◆ Figure contents as structured data:
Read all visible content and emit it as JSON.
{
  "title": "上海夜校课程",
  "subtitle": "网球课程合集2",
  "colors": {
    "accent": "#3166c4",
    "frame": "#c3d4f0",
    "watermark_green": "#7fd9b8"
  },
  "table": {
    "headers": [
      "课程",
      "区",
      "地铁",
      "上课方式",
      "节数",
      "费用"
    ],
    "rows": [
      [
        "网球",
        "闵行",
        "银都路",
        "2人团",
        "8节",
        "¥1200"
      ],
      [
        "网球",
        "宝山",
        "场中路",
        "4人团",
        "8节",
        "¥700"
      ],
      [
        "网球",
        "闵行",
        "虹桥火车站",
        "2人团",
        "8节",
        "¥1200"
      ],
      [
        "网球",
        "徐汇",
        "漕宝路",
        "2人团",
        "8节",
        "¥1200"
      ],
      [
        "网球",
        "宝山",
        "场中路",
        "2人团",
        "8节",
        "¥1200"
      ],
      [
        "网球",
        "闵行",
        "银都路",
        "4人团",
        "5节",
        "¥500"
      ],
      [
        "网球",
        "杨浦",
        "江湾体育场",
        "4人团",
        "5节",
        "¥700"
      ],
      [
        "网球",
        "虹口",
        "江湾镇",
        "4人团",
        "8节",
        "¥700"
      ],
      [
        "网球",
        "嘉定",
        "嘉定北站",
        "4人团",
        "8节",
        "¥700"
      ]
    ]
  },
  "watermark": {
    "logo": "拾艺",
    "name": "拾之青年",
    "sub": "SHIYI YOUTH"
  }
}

◆ GIVEN PROBLEM: Transcribe every line of the data, exactly as it stands.

◆ COMPLETED TASK:
Read all visible content and emit it as JSON.
{
  "title": "上海夜校课程",
  "subtitle": "网球课程合集2",
  "colors": {
    "accent": "#3166c4",
    "frame": "#c3d4f0",
    "watermark_green": "#7fd9b8"
  },
  "table": {
    "headers": [
      "课程",
      "区",
      "地铁",
      "上课方式",
      "节数",
      "费用"
    ],
    "rows": [
      [
        "网球",
        "闵行",
        "银都路",
        "2人团",
        "8节",
        "¥1200"
      ],
      [
        "网球",
        "宝山",
        "场中路",
        "4人团",
        "8节",
        "¥700"
      ],
      [
        "网球",
        "闵行",
        "虹桥火车站",
        "2人团",
        "8节",
        "¥1200"
      ],
      [
        "网球",
        "徐汇",
        "漕宝路",
        "2人团",
        "8节",
        "¥1200"
      ],
      [
        "网球",
        "宝山",
        "场中路",
        "2人团",
        "8节",
        "¥1200"
      ],
      [
        "网球",
        "闵行",
        "银都路",
        "4人团",
        "5节",
        "¥500"
      ],
      [
        "网球",
        "杨浦",
        "江湾体育场",
        "4人团",
        "5节",
        "¥700"
      ],
      [
        "网球",
        "虹口",
        "江湾镇",
        "4人团",
        "8节",
        "¥700"
      ],
      [
        "网球",
        "嘉定",
        "嘉定北站",
        "4人团",
        "8节",
        "¥700"
      ]
    ]
  },
  "watermark": {
    "logo": "拾艺",
    "name": "拾之青年",
    "sub": "SHIYI YOUTH"
  }
}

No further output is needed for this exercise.